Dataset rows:
..............................
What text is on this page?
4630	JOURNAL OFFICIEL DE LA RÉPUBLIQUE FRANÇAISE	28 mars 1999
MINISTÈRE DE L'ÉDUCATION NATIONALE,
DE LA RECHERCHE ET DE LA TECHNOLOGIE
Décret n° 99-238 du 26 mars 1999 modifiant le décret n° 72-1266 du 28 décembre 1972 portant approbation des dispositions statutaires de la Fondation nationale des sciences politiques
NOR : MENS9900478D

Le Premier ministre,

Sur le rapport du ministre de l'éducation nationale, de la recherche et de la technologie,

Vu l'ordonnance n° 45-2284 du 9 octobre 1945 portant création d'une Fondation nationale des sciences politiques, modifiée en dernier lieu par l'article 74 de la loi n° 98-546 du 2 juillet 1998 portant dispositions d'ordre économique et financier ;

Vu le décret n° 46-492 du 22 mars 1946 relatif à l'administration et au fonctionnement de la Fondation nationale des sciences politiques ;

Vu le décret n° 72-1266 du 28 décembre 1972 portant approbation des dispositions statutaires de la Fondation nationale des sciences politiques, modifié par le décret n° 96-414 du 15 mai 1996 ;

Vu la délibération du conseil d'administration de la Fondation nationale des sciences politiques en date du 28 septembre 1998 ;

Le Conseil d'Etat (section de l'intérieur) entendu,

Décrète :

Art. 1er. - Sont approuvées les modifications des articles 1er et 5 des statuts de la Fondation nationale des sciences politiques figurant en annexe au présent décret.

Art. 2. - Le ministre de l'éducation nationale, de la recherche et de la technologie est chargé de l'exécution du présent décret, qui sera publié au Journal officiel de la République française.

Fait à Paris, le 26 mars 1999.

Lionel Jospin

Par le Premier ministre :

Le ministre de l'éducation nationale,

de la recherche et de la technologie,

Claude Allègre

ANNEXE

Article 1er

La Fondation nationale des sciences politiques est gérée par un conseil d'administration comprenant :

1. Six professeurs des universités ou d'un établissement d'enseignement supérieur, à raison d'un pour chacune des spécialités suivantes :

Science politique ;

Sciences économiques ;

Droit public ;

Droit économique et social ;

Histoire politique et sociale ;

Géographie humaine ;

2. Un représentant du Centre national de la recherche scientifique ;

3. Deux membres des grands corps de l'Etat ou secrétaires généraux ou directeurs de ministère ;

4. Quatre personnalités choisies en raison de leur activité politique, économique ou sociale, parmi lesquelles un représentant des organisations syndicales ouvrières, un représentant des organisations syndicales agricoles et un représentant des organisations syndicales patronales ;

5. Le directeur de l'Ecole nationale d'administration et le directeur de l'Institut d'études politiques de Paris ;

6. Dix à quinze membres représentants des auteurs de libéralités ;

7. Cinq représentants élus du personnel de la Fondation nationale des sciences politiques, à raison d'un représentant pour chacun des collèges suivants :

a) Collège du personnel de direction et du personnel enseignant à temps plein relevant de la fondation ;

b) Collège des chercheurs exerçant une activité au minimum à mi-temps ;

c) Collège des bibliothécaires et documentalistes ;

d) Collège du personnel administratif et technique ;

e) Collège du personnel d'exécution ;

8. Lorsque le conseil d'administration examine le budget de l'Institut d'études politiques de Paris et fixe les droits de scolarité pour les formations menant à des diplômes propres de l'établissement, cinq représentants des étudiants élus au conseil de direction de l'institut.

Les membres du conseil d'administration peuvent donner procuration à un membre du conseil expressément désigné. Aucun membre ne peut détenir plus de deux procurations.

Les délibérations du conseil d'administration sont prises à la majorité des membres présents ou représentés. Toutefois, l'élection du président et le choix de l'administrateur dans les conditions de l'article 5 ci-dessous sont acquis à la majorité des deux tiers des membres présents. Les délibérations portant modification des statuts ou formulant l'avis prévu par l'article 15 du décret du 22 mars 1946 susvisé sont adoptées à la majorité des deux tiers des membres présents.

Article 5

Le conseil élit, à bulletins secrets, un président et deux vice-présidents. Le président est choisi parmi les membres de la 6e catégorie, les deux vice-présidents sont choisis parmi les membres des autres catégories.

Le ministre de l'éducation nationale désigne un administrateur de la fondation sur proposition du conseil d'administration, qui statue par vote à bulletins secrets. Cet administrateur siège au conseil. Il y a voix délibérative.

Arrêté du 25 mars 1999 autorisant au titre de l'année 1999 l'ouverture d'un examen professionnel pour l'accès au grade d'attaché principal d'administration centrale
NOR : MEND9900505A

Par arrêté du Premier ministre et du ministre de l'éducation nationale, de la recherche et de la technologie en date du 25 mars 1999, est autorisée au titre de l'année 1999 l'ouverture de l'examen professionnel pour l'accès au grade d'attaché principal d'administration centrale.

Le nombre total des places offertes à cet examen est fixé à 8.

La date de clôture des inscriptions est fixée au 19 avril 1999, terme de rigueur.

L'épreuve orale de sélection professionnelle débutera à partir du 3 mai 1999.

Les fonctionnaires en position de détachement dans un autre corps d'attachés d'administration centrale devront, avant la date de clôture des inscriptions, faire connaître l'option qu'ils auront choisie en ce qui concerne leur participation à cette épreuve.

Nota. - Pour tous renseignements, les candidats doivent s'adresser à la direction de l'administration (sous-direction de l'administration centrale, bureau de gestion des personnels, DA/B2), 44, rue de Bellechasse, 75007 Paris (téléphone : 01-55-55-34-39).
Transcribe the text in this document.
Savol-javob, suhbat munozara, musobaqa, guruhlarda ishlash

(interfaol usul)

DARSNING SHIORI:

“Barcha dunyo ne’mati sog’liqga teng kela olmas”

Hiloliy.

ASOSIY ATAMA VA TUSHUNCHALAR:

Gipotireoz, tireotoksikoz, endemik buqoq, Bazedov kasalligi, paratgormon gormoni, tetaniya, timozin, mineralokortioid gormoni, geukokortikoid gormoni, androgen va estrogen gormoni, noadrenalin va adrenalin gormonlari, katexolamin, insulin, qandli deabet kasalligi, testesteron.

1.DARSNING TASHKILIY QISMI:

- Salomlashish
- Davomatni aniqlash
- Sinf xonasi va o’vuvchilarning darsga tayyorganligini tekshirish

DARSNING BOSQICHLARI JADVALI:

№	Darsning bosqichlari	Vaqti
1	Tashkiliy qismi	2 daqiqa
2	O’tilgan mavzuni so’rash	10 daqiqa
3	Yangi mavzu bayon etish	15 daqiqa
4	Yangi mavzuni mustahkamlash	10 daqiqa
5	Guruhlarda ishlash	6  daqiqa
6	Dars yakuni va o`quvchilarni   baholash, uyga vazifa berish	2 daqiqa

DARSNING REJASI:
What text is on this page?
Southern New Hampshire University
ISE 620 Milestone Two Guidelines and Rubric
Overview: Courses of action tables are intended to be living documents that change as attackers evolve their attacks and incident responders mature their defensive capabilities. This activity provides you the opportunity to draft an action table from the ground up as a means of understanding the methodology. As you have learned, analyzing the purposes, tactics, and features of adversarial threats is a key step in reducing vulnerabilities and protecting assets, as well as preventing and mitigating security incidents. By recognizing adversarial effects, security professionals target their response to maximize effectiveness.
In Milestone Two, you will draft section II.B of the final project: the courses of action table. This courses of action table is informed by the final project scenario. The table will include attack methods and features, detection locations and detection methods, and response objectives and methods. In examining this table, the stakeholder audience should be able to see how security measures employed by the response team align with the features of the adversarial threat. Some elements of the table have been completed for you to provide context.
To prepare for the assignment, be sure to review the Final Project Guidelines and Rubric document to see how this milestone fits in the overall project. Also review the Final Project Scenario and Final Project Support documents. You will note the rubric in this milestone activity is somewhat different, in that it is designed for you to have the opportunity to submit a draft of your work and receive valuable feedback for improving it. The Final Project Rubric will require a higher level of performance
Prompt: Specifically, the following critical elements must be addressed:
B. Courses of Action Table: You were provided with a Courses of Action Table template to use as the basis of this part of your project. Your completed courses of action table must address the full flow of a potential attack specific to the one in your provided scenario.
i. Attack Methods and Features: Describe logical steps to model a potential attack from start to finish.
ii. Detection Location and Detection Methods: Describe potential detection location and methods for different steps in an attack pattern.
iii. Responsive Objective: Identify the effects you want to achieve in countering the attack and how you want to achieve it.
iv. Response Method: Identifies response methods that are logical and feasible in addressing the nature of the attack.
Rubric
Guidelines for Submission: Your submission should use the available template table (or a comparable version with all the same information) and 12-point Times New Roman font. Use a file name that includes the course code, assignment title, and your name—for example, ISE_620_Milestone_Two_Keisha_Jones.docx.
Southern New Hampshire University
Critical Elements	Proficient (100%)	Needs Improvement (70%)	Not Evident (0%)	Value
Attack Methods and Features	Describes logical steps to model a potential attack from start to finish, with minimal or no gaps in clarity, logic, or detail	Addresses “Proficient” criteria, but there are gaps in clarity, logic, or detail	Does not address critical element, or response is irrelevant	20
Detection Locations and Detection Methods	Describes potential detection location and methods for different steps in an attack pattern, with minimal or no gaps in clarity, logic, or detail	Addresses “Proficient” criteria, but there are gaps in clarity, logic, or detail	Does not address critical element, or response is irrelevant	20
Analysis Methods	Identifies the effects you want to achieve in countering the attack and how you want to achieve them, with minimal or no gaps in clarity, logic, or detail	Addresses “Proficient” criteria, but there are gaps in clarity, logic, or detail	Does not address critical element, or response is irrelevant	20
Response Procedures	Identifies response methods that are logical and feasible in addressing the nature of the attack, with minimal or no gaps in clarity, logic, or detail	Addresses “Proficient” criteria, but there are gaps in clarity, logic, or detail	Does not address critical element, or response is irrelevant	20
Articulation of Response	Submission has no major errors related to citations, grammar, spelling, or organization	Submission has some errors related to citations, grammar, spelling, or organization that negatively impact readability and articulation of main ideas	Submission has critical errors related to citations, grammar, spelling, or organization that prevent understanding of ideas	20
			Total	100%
..............................
▶ _Aim_: Report the number of lines that contain "statuts", with no other words.

▶ _Solution for this task_: 2